Arms smuggling foiled on border [Archives:2004/714/Front Page]
Reuters
RIYADH, Feb 22 (Reuters) – Saudi Arabia foiled an attempt to smuggle in ammunition and explosives from neighbouring Yemen last week, just days after summit talks over a disputed barrier along their porous border, a Saudi newspaper reported on Sunday.
Okaz Daily quoted Saudi security officials as saying the smugglers fled after border guards intercepted them on Friday in a mountainous region of Jizan province. They left 10 “high explosive” bombs and 50 rounds of ammunition, the paper said.
Saudi Arabia, battling a wave of violence blamed on supporters of Saudi-born Osama bin Laden's al Qaeda network, has seized tones of explosives and ammunition in the last year and tightened controls over its desert and mountain borders. But its southern neighbour Yemen complained that a barrier along their joint border violated a treaty establishing a demilitarised zone on both sides of the boundary.

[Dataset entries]
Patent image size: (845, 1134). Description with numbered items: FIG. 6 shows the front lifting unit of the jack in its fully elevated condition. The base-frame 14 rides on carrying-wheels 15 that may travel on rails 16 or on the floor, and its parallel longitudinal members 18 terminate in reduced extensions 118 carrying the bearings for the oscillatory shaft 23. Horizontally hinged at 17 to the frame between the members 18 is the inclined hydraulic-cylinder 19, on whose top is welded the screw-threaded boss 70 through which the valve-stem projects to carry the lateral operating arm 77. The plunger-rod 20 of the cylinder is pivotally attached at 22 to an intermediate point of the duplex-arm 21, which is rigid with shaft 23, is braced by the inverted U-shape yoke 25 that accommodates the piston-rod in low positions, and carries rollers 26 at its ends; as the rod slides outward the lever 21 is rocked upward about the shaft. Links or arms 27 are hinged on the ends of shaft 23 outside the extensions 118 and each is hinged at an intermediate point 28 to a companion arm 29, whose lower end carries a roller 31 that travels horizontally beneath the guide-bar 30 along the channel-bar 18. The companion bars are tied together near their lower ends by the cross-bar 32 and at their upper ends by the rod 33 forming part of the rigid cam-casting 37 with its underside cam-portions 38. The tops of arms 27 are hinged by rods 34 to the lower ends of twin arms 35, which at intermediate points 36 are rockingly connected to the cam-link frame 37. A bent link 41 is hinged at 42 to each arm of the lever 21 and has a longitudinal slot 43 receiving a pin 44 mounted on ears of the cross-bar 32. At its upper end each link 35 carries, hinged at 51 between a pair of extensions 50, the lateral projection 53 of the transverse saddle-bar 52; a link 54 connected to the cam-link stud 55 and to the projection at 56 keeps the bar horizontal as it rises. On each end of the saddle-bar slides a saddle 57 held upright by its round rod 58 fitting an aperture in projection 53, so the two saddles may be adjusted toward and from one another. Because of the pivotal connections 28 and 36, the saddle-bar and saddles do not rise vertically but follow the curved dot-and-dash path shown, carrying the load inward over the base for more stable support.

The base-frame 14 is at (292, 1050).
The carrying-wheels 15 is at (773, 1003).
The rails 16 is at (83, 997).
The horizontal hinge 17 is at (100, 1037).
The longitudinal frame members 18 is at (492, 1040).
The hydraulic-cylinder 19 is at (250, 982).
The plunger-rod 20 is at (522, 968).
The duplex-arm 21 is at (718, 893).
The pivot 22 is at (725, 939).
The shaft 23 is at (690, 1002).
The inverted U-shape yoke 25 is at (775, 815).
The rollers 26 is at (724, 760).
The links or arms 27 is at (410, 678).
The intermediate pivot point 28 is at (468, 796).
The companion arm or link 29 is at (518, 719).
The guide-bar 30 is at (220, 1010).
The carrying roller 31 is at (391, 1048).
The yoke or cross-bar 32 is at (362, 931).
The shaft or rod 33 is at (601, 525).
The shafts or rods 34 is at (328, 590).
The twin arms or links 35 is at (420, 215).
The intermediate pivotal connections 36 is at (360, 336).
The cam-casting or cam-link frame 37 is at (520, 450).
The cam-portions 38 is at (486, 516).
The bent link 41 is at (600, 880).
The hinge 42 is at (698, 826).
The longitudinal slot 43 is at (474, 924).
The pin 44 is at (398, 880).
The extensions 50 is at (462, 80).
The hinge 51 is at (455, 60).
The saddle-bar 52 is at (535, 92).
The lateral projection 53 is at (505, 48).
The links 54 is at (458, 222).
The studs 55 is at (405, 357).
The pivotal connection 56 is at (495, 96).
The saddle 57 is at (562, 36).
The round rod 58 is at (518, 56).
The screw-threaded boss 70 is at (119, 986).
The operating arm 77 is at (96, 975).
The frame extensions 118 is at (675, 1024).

_Problems and tasks_:
a) List every geographic place named in the arms smuggling report: countries, cities, and provinces.
b) From the arms smuggling report, quote the passage starting at "Saudi Arabia, battling" and ending at "of the boundary.".

_Results of the exercise_:
a) Riyadh, Saudi Arabia, Yemen, Jizan province

b)
Saudi Arabia, battling a wave of violence blamed on supporters of Saudi-born Osama bin Laden's al Qaeda network, has seized tones of explosives and ammunition in the last year and tightened controls over its desert and mountain borders. But its southern neighbour Yemen complained that a barrier along their joint border violated a treaty establishing a demilitarised zone on both sides of the boundary.